__Textauszug__:
########

Olaf Scholz befindet sich derzeit auf einer Reise durch Südamerika. Der leidigen Debatte über Waffenlieferungen an die Ukraine aber kann der deutsche Bundeskanzler auch dort nicht entkommen. Erst letzte Woche hatte er nach langem Zögern der Lieferung von Leopard-Panzern zugestimmt, und nun wird bereits über Kampfjets debattiert.
Beides galt für die westlichen Länder lange als Tabu. Zu gross war die Furcht, dass die Nato in den Konflikt hineingezogen würde. Er müsse als Bundeskanzler «alles dafür tun, dass aus dem Krieg Russlands gegen die Ukraine kein Krieg wird zwischen Russland und der Nato», sagte Scholz in einem Interview mit dem «Tagesspiegel».
Bei den Leopard-Panzern hatte er auf eine breite Allianz insbesondere mit Beteiligung der USA gedrängt, die am Ende auch zustande kam. Die Lieferung von Kampfjets hingegen bezeichnete er noch am letzten Mittwoch im Bundestag als «rote Linie». Doch da war die Debatte nach entsprechenden Forderungen aus Kiew längst in Gang gekommen.
Selbst in Deutschland häufen sich Wortmeldungen, wonach Kampfjets für die Ukraine kein Tabu sein dürfen. SPD-Chefin Saskia Esken, die zum linken Parteiflügel zählt, wollte eine Lieferung am Sonntag in der ARD nicht ausschliessen. An einer Medienkonferenz in Santiago de Chile ärgerte sich Olaf Scholz über diese «eigenwillige» Debatte.

########

__Auszüge der Einträge__:
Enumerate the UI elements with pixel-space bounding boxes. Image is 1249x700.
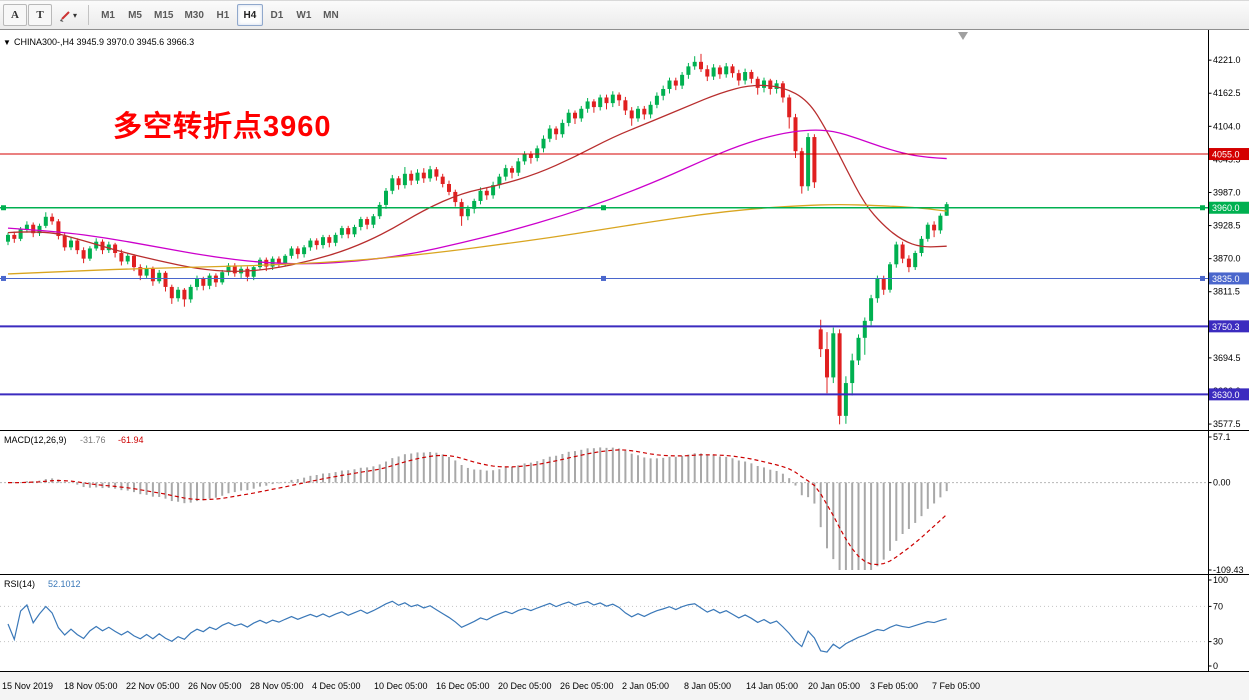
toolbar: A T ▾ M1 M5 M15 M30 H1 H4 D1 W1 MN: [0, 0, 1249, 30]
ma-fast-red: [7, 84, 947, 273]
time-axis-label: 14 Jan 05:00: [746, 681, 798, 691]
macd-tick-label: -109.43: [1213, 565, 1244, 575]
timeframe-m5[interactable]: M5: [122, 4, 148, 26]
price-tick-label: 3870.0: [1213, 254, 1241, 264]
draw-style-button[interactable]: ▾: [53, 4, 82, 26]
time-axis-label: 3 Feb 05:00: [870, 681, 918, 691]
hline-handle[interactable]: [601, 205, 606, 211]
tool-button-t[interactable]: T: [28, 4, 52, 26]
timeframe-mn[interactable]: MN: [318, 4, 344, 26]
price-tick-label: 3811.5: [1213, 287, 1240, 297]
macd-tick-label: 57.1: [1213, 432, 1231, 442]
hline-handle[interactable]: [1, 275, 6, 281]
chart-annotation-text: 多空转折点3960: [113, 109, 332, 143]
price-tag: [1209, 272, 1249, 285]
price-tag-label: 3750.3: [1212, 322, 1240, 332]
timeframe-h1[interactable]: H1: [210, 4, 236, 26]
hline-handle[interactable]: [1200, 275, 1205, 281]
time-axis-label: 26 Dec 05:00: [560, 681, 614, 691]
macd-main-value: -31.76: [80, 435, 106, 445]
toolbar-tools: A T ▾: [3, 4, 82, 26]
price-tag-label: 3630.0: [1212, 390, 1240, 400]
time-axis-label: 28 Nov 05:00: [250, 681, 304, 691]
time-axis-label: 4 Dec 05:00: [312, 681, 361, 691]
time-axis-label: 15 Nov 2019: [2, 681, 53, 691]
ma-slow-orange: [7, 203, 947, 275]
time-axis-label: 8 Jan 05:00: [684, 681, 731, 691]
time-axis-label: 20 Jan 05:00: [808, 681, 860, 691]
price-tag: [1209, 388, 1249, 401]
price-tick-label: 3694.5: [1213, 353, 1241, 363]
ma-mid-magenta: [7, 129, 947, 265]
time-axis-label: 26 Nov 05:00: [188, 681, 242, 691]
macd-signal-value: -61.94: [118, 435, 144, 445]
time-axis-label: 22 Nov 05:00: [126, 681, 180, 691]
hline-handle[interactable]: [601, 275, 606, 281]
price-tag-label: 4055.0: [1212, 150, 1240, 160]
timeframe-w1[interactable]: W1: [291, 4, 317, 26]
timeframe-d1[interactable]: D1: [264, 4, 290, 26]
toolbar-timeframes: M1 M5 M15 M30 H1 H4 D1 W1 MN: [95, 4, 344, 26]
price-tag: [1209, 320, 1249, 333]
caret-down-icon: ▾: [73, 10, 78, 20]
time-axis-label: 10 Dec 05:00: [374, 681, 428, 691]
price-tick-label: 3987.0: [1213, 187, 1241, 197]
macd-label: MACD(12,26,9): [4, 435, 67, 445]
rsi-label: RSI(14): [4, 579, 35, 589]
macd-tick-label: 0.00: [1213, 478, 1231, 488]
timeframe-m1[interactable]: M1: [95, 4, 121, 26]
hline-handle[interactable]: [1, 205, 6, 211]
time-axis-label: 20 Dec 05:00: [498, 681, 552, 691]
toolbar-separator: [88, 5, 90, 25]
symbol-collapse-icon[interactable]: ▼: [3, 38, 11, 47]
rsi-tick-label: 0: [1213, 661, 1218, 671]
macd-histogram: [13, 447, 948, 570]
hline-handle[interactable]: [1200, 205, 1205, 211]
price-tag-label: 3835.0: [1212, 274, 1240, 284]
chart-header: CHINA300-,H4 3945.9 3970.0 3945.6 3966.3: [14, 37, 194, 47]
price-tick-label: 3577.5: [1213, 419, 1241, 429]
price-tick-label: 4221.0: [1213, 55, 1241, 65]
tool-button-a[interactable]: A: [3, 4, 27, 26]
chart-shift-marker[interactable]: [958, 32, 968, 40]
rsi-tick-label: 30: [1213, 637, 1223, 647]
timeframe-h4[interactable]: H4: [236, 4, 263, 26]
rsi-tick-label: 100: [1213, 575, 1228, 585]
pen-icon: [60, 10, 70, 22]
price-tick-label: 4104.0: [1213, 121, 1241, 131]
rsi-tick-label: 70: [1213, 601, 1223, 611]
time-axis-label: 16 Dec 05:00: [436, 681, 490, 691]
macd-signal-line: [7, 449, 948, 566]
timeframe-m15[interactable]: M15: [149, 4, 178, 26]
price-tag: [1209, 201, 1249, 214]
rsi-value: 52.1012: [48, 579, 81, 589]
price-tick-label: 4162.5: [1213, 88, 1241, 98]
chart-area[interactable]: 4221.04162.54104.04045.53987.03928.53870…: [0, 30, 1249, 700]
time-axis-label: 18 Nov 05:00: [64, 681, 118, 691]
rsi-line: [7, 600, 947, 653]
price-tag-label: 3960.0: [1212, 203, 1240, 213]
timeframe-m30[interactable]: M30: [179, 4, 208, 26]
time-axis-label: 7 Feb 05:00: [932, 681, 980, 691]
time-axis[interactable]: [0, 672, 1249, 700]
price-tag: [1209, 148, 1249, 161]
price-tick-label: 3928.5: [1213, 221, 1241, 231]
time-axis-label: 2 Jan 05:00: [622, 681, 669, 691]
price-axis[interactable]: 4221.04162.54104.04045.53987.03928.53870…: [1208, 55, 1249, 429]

########

__Schriftliche Aufgabe__:
Knüpfe an den Text über Olaf Scholz und die Debatte um Kampfjets für die Ukraine an und schreibe ihn nach dem letzten Satz weiter.

__Ergebnis der Übung__:
Verhindern kann er sie nicht, denn in den letzten Tagen haben sich mehrere Länder offen für eine Kampfjet-Weitergabe gezeigt. Am deutlichsten äusserte sich wie so oft Polen, der wichtigste Unterstützer der Ukraine in der Nato. Der niederländische Aussenminister Wopke Hoekstra erklärte letzte Woche im Parlament die Bereitschaft zur Lieferung von F-16-Jets.
Die Niederlande verfügen gemäss CNN noch über 24 F-16, die nun durch den modernen F-35 ersetzt werden, für den sich auch die Schweiz entschieden hat. Voraussetzung für eine Weitergabe an die Ukraine sei die Zustimmung der USA, sagte Hoekstra. Diese könnte schon bald erfolgen, denn in Washington schliesst man Kampfjet-Lieferungen nicht aus.
«Wir werden das sehr sorgfältig diskutieren», sagte Jon Finer, der stellvertretende Sicherheitsberater von Präsident Joe Biden, letzte Woche dem Sender MSNBC. Innerhalb des Pentagon gibt es gemäss dem stets gut informierten Portal Politico zwei Sichtweisen: Ein Teil der Beamten will mehr Luftabwehrsysteme zur Verfügung stellen, andere propagieren den F-16.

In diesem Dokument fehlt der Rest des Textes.